▶ **Task**
Identify each line holding the string "本考级机构同专业" and copy it.

▶ **Material to process**

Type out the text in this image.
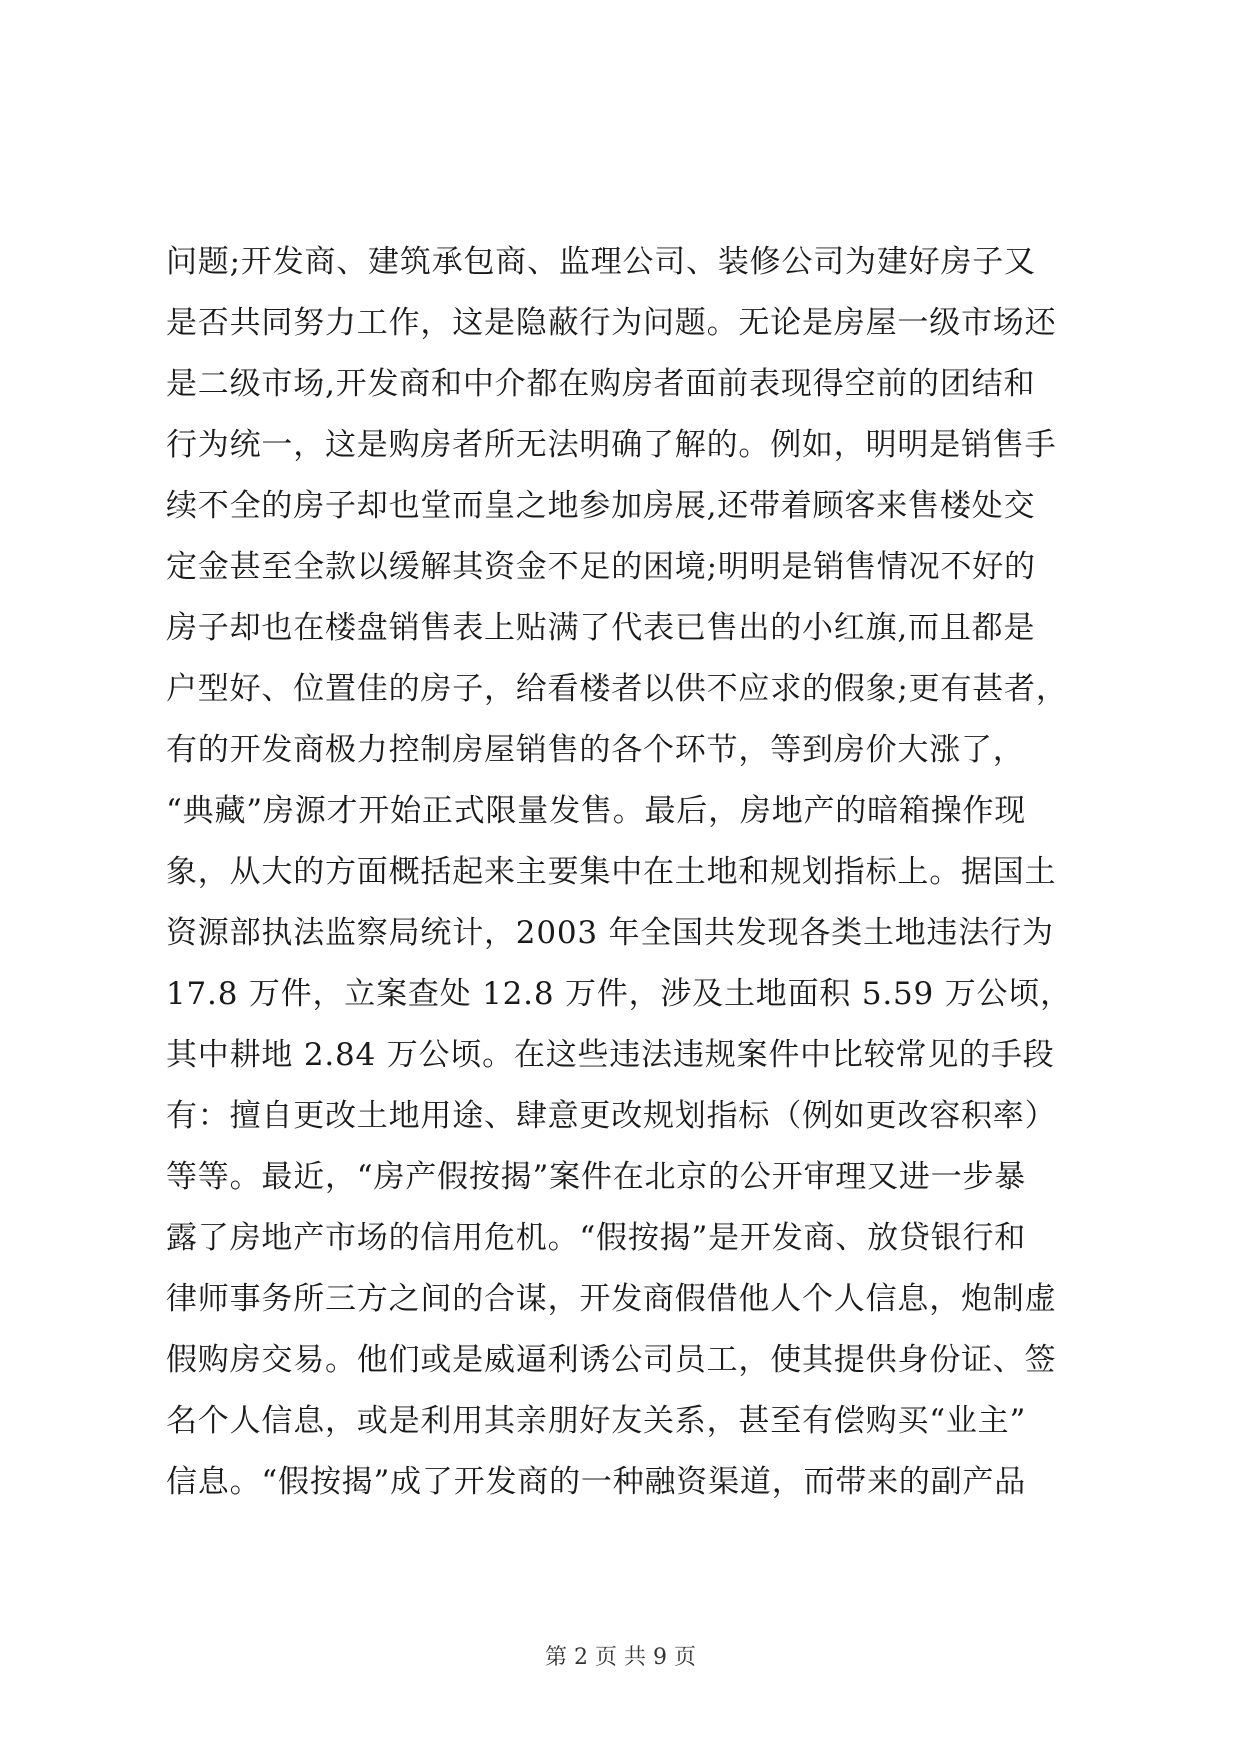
问题;开发商、建筑承包商、监理公司、装修公司为建好房子又
是否共同努力工作，这是隐蔽行为问题。无论是房屋一级市场还
是二级市场,开发商和中介都在购房者面前表现得空前的团结和
行为统一，这是购房者所无法明确了解的。例如，明明是销售手
续不全的房子却也堂而皇之地参加房展,还带着顾客来售楼处交
定金甚至全款以缓解其资金不足的困境;明明是销售情况不好的
房子却也在楼盘销售表上贴满了代表已售出的小红旗,而且都是
户型好、位置佳的房子，给看楼者以供不应求的假象;更有甚者，
有的开发商极力控制房屋销售的各个环节，等到房价大涨了，
“典藏”房源才开始正式限量发售。最后，房地产的暗箱操作现
象，从大的方面概括起来主要集中在土地和规划指标上。据国土
资源部执法监察局统计，2003 年全国共发现各类土地违法行为
17.8 万件，立案查处 12.8 万件，涉及土地面积 5.59 万公顷，
其中耕地 2.84 万公顷。在这些违法违规案件中比较常见的手段
有：擅自更改土地用途、肆意更改规划指标（例如更改容积率）
等等。最近，“房产假按揭”案件在北京的公开审理又进一步暴
露了房地产市场的信用危机。“假按揭”是开发商、放贷银行和
律师事务所三方之间的合谋，开发商假借他人个人信息，炮制虚
假购房交易。他们或是威逼利诱公司员工，使其提供身份证、签
名个人信息，或是利用其亲朋好友关系，甚至有偿购买“业主”
信息。“假按揭”成了开发商的一种融资渠道，而带来的副产品
第 2 页 共 9 页
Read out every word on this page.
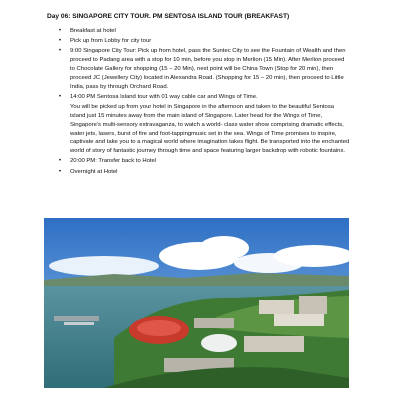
Day 06: SINGAPORE CITY TOUR. PM SENTOSA ISLAND TOUR (BREAKFAST)
• Breakfast at hotel
• Pick up from Lobby for city tour
• 9:00 Singapore City Tour: Pick up from hotel, pass the Suntec City to see the Fountain of Wealth and then proceed to Padang area with a stop for 10 min, before you stop in Merlion (15 Min). After Merlion proceed to Chocolate Gallery for shopping (15 – 20 Min), next point will be China Town (Stop for 20 min), then proceed JC (Jewellery City) located in Alexandra Road. (Shopping for 15 – 20 min), then proceed to Little India, pass by through Orchard Road.
• 14:00 PM Sentosa Island tour with 01 way cable car and Wings of Time.
You will be picked up from your hotel in Singapore in the afternoon and taken to the beautiful Sentosa island just 15 minutes away from the main island of Singapore. Later head for the Wings of Time, Singapore’s multi-sensory extravaganza, to watch a world- class water show comprising dramatic effects, water jets, lasers, burst of fire and foot-tappingmusic set in the sea. Wings of Time promises to inspire, captivate and take you to a magical world where imagination takes flight. Be transported into the enchanted world of story of fantastic journey through time and space featuring larger backdrop with robotic fountains.
• 20:00 PM: Transfer back to Hotel
• Overnight at Hotel
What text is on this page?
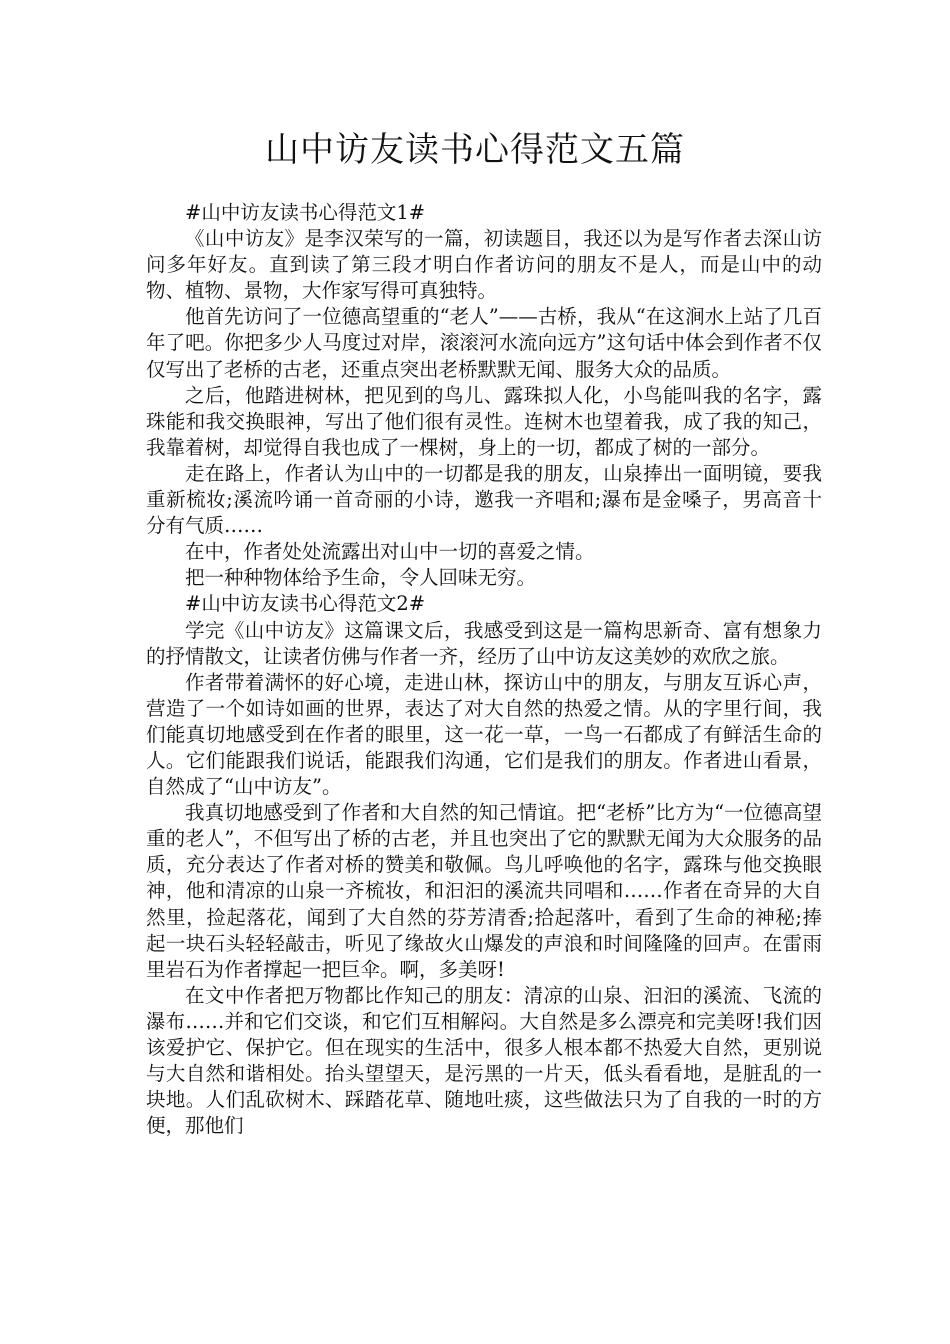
山中访友读书心得范文五篇

#山中访友读书心得范文1#

《山中访友》是李汉荣写的一篇，初读题目，我还以为是写作者去深山访问多年好友。直到读了第三段才明白作者访问的朋友不是人，而是山中的动物、植物、景物，大作家写得可真独特。

他首先访问了一位德高望重的“老人”——古桥，我从“在这涧水上站了几百年了吧。你把多少人马度过对岸，滚滚河水流向远方”这句话中体会到作者不仅仅写出了老桥的古老，还重点突出老桥默默无闻、服务大众的品质。

之后，他踏进树林，把见到的鸟儿、露珠拟人化，小鸟能叫我的名字，露珠能和我交换眼神，写出了他们很有灵性。连树木也望着我，成了我的知己，我靠着树，却觉得自我也成了一棵树，身上的一切，都成了树的一部分。

走在路上，作者认为山中的一切都是我的朋友，山泉捧出一面明镜，要我重新梳妆;溪流吟诵一首奇丽的小诗，邀我一齐唱和;瀑布是金嗓子，男高音十分有气质……

在中，作者处处流露出对山中一切的喜爱之情。

把一种种物体给予生命，令人回味无穷。

#山中访友读书心得范文2#

学完《山中访友》这篇课文后，我感受到这是一篇构思新奇、富有想象力的抒情散文，让读者仿佛与作者一齐，经历了山中访友这美妙的欢欣之旅。

作者带着满怀的好心境，走进山林，探访山中的朋友，与朋友互诉心声，营造了一个如诗如画的世界，表达了对大自然的热爱之情。从的字里行间，我们能真切地感受到在作者的眼里，这一花一草，一鸟一石都成了有鲜活生命的人。它们能跟我们说话，能跟我们沟通，它们是我们的朋友。作者进山看景，自然成了“山中访友”。

我真切地感受到了作者和大自然的知己情谊。把“老桥”比方为“一位德高望重的老人”，不但写出了桥的古老，并且也突出了它的默默无闻为大众服务的品质，充分表达了作者对桥的赞美和敬佩。鸟儿呼唤他的名字，露珠与他交换眼神，他和清凉的山泉一齐梳妆，和汩汩的溪流共同唱和……作者在奇异的大自然里，捡起落花，闻到了大自然的芬芳清香;拾起落叶，看到了生命的神秘;捧起一块石头轻轻敲击，听见了缘故火山爆发的声浪和时间隆隆的回声。在雷雨里岩石为作者撑起一把巨伞。啊，多美呀!

在文中作者把万物都比作知己的朋友：清凉的山泉、汩汩的溪流、飞流的瀑布……并和它们交谈，和它们互相解闷。大自然是多么漂亮和完美呀!我们因该爱护它、保护它。但在现实的生活中，很多人根本都不热爱大自然，更别说与大自然和谐相处。抬头望望天，是污黑的一片天，低头看看地，是脏乱的一块地。人们乱砍树木、踩踏花草、随地吐痰，这些做法只为了自我的一时的方便，那他们
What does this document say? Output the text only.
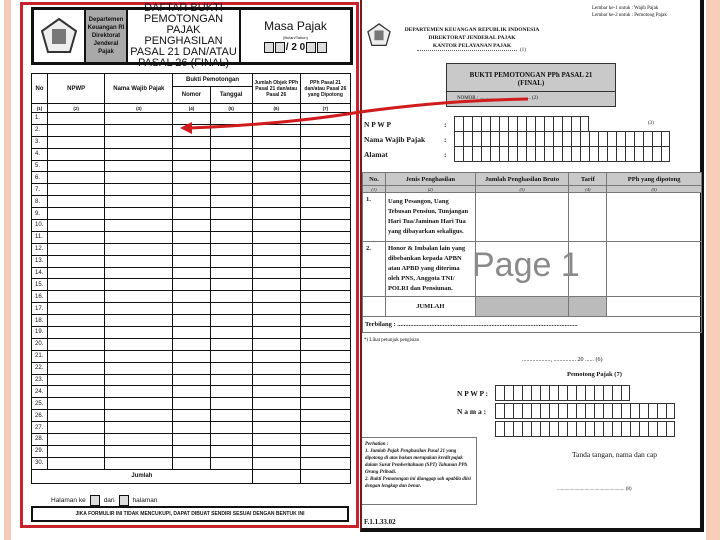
Departemen Keuangan RI Direktorat Jenderal Pajak
DAFTAR BUKTI PEMOTONGAN PAJAK PENGHASILAN PASAL 21 DAN/ATAU PASAL 26 (FINAL)
Masa Pajak
(Bulan/Tahun)
/ 2 0
No	NPWP	Nama Wajib Pajak	Bukti Pemotongan		Jumlah Objek PPh Pasal 21 dan/atau Pasal 26	PPh Pasal 21 dan/atau Pasal 26 yang Dipotong
			Nomor	Tanggal		
(1)	(2)	(3)	(4)	(5)	(6)	(7)
1.						
2.						
3.						
4.						
5.						
6.						
7.						
8.						
9.						
10.						
11.						
12.						
13.						
14.						
15.						
16.						
17.						
18.						
19.						
20.						
21.						
22.						
23.						
24.						
25.						
26.						
27.						
28.						
29.						
30.						
Jumlah						
Halaman ke	dari	halaman
JIKA FORMULIR INI TIDAK MENCUKUPI, DAPAT DIBUAT SENDIRI SESUAI DENGAN BENTUK INI
Lembar ke-1 untuk : Wajib Pajak
Lembar ke-2 untuk : Pemotong Pajak
DEPARTEMEN KEUANGAN REPUBLIK INDONESIA
DIREKTORAT JENDERAL PAJAK
KANTOR PELAYANAN PAJAK
(1)
BUKTI PEMOTONGAN PPh PASAL 21 (FINAL)
NOMOR : ......................................... (2)
N P W P	:
Nama Wajib Pajak	:
Alamat	:
(3)
No.	Jenis Penghasilan	Jumlah Penghasilan Bruto	Tarif	PPh yang dipotong
(1)	(2)	(3)	(4)	(5)
1.	Uang Pesangon, Uang Tebusan Pensiun, Tunjangan Hari Tua/Jaminan Hari Tua yang dibayarkan sekaligus.			
2.	Honor & Imbalan lain yang dibebankan kepada APBN atau APBD yang diterima oleh PNS, Anggota TNI/ POLRI dan Pensiunan.			
	JUMLAH			
Terbilang : ...............................................................................................................				
Page 1
*) Lihat petunjuk pengisian
..................., ............... 20 ...... (6)
Pemotong Pajak (7)
N P W P :
N a m a :
Perhatian :
1. Jumlah Pajak Penghasilan Pasal 21 yang dipotong di atas bukan merupakan kredit pajak dalam Surat Pemberitahuan (SPT) Tahunan PPh Orang Pribadi.
2. Bukti Pemotongan ini dianggap sah apabila diisi dengan lengkap dan benar.
Tanda tangan, nama dan cap
...................................................... (8)
F.1.1.33.02
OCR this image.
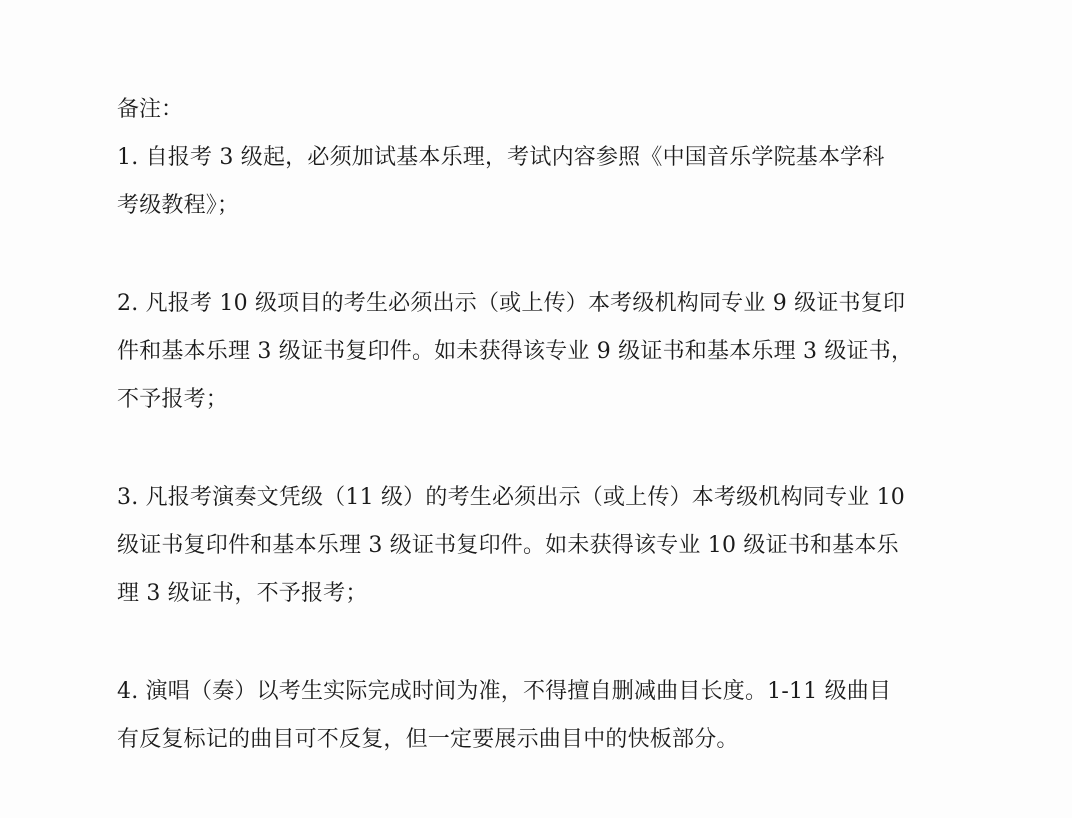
备注：
1. 自报考 3 级起，必须加试基本乐理，考试内容参照《中国音乐学院基本学科
考级教程》；
2. 凡报考 10 级项目的考生必须出示（或上传）本考级机构同专业 9 级证书复印
件和基本乐理 3 级证书复印件。如未获得该专业 9 级证书和基本乐理 3 级证书，
不予报考；
3. 凡报考演奏文凭级（11 级）的考生必须出示（或上传）本考级机构同专业 10
级证书复印件和基本乐理 3 级证书复印件。如未获得该专业 10 级证书和基本乐
理 3 级证书，不予报考；
4. 演唱（奏）以考生实际完成时间为准，不得擅自删减曲目长度。1-11 级曲目
有反复标记的曲目可不反复，但一定要展示曲目中的快板部分。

▶ **Written reply**
2. 凡报考 10 级项目的考生必须出示（或上传）本考级机构同专业 9 级证书复印
3. 凡报考演奏文凭级（11 级）的考生必须出示（或上传）本考级机构同专业 10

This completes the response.